Processus de paix: le rôle des diasporas de la Corne de l'Afrique analysé par l'institut norvégien Prio

L'engagement des structures de représentation de la diaspora peut jouer un rôle clé dans l'élaboration des processus de paix, mais leur positionnement et leur reconnaissance apparaissent souvent délicats. Dans une note d'information (rédigée en anglais), le Prio, l'institut international de recherche pour la paix de Norvège, montre qu'il est difficile pour des ONG de la Corne de l'Afrique de mettre en place, de manière explicite, des actions de reconstruction dans les zones marquées par des conflits politiques. En associant les diasporas d'Europe aux processus de paix, ces structures risquent de se voir reprocher d'exercer des activités de dissidence et d'œuvrer pour l'opposition. Résultat: très peu d'ONG affichent clairement une volonté d'agir en faveur de la paix dans les pays d'origine, par crainte de se voir interdire d'activité dans les pays ciblés.
 
La participation des diasporas aux processus de paix peut prendre des formes multiples. Elle s'inscrit dans tous les cas dans un engagement à moyen ou à long terme, afin d'assurer la pérennité des actions de transformation de la vie politique des zones de conflit ou de post-conflit. Ces activités peuvent intervenir directement, mais aussi indirectement, dans la conception des programmes internationaux en faveur de la pacification des pays concernés. Il peut s'agir de l'envoi d'aide matérielle, d'un soutien institutionnel, de renforcement des capacités sur place, de campagnes d'information, de lobbying avec les institutions intergouvernementales ou étatiques, etc.

Enregistrements issus d'une source de données:

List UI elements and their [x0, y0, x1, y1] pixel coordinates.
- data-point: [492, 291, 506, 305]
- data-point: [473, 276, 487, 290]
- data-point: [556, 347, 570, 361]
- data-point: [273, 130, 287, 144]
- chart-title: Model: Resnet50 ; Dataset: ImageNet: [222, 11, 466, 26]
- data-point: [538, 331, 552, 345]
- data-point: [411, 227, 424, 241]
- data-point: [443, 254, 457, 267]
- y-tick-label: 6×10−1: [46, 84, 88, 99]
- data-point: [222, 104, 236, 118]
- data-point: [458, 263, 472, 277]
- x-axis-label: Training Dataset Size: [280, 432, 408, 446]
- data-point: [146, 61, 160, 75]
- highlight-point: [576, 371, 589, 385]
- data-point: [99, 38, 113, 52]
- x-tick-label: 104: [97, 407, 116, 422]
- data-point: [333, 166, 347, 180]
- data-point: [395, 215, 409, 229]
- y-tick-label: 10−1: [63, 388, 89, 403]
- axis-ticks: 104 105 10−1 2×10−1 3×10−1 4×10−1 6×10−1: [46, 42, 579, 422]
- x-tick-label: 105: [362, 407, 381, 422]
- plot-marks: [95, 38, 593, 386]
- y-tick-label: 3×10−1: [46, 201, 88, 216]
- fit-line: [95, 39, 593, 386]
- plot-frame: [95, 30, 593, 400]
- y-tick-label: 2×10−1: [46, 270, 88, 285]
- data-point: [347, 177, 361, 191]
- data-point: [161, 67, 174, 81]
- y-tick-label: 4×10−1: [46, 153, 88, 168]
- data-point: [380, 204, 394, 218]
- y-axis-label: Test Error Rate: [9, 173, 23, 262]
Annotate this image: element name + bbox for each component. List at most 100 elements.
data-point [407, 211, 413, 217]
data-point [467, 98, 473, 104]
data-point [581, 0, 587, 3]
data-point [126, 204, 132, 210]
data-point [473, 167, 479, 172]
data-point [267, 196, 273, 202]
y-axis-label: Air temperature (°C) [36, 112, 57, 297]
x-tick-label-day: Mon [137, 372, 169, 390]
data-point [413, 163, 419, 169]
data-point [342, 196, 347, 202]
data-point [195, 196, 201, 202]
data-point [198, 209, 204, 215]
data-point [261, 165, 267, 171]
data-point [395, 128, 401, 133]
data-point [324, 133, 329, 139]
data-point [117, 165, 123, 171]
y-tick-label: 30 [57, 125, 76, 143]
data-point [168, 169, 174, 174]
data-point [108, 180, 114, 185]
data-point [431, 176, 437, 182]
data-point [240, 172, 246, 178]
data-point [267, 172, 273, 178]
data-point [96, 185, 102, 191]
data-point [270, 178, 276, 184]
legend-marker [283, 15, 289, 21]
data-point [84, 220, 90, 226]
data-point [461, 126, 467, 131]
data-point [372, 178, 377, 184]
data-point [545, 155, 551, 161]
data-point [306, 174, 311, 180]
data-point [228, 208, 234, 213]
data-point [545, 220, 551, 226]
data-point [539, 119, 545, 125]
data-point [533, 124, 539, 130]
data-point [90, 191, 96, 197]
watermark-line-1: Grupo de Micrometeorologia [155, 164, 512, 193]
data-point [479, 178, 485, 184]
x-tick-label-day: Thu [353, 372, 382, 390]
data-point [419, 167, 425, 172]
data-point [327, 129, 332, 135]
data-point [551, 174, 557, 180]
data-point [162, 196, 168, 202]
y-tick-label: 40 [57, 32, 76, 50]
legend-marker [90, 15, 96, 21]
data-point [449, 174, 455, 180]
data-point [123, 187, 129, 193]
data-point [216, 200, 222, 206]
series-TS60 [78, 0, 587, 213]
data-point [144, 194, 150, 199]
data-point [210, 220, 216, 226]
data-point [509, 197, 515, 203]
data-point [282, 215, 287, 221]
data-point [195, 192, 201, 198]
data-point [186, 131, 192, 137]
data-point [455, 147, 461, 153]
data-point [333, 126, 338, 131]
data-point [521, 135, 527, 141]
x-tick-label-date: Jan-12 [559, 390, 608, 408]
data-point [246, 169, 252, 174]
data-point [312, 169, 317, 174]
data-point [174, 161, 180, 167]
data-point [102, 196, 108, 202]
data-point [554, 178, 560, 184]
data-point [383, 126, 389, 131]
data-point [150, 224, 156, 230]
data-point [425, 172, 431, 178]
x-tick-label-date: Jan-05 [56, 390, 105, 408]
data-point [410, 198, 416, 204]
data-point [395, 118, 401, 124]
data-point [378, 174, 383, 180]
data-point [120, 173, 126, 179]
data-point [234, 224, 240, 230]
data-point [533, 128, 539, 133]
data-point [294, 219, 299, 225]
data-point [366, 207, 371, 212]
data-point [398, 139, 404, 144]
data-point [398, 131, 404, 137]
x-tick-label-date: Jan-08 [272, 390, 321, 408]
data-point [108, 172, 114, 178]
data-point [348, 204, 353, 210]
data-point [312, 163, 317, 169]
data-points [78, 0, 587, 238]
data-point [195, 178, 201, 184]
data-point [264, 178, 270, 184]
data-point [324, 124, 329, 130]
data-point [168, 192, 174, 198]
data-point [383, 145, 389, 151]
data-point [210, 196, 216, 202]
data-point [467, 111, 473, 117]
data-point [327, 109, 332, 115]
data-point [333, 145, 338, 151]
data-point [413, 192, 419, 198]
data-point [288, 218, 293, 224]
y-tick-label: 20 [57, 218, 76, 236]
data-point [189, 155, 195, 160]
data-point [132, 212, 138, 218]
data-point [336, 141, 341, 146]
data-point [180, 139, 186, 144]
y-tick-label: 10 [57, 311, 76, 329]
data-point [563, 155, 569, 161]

_Travail demandé_
A) D'après le texte sur le rôle des diasporas de la Corne de l'Afrique dans les processus de paix, pourquoi très peu d'ONG affichent-elles clairement une volonté d'agir en faveur de la paix dans les pays d'origine ? Répondez en une à trois phrases.
B) Poursuivez le texte sur le rôle des diasporas de la Corne de l'Afrique dans les processus de paix après sa dernière phrase.

_Réponses attendues_
A) En associant les diasporas d'Europe aux processus de paix, ces ONG risquent de se voir reprocher d'exercer des activités de dissidence et d'œuvrer pour l'opposition. Elles craignent donc de se voir interdire d'activité dans les pays ciblés.

B)
 
Une capacité d'intervention mise en cause
 
Les activités de promotion du respect des droits de l'Homme, par exemple, ne sont pas toujours bien perçues par les gouvernements des zones de conflit. La situation en Érythrée montre que les organisations de la diaspora qui œuvrent dans cette direction se retrouvent quasi systématiquement bannies du pays lorsqu'elles affichent une volonté de travailler pour la construction de la paix. L'Éthiopie s'est dotée d'une loi, en janvier 2009, interdisant d'exercice les ONG positionnées sur des missions de pacification et de promotion des droits de l'Homme dès lors qu'elles reçoivent plus de 10% de financements de l'étranger. De fait, la capacité des diasporas à intervenir s'en trouve considérablement réduite.
 
Certaines structures sont contestées dans leur principe même, à l'instar du réseau des Éthiopiens musulmans en Europe, le "network of ethiopian muslims in Europe", qui entend agir en faveur de la paix, mais dont les détracteurs considèrent les actions comme davantage créatrices de tensions religieuses et sociales. Les pays de la Corne de l'Afrique se méfient aussi des actions conduites par les organisations représentant la diaspora, au motif qu'elles comprennent un grand nombre d'intellectuels dissidents ayant quitté le pays mais qui conservent des relations privilégiées avec des acteurs de la vie politique locale.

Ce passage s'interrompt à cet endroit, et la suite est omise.